Exercise aim: Which lines in the records below contain the word "drains"? Copy each one out.

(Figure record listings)

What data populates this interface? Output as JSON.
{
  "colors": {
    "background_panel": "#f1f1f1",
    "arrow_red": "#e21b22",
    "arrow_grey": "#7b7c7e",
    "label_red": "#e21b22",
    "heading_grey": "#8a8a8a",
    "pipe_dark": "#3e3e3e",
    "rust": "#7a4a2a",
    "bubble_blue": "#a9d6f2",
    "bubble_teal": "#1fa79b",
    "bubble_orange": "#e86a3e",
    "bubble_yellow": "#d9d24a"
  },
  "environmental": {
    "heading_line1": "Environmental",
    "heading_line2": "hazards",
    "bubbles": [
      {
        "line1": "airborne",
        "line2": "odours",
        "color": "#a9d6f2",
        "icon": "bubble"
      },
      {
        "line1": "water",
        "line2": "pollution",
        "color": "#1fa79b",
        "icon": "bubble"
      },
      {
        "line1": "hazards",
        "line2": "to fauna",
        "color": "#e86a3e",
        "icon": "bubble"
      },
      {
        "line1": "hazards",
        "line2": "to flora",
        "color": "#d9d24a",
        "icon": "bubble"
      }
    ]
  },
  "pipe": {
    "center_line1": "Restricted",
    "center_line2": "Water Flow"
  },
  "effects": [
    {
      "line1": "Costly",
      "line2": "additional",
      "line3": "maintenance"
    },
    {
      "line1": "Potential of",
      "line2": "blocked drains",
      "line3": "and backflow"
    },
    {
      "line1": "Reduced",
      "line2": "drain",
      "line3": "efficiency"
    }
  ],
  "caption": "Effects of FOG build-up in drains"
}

The response:
      "line2": "blocked drains",
  "caption": "Effects of FOG build-up in drains"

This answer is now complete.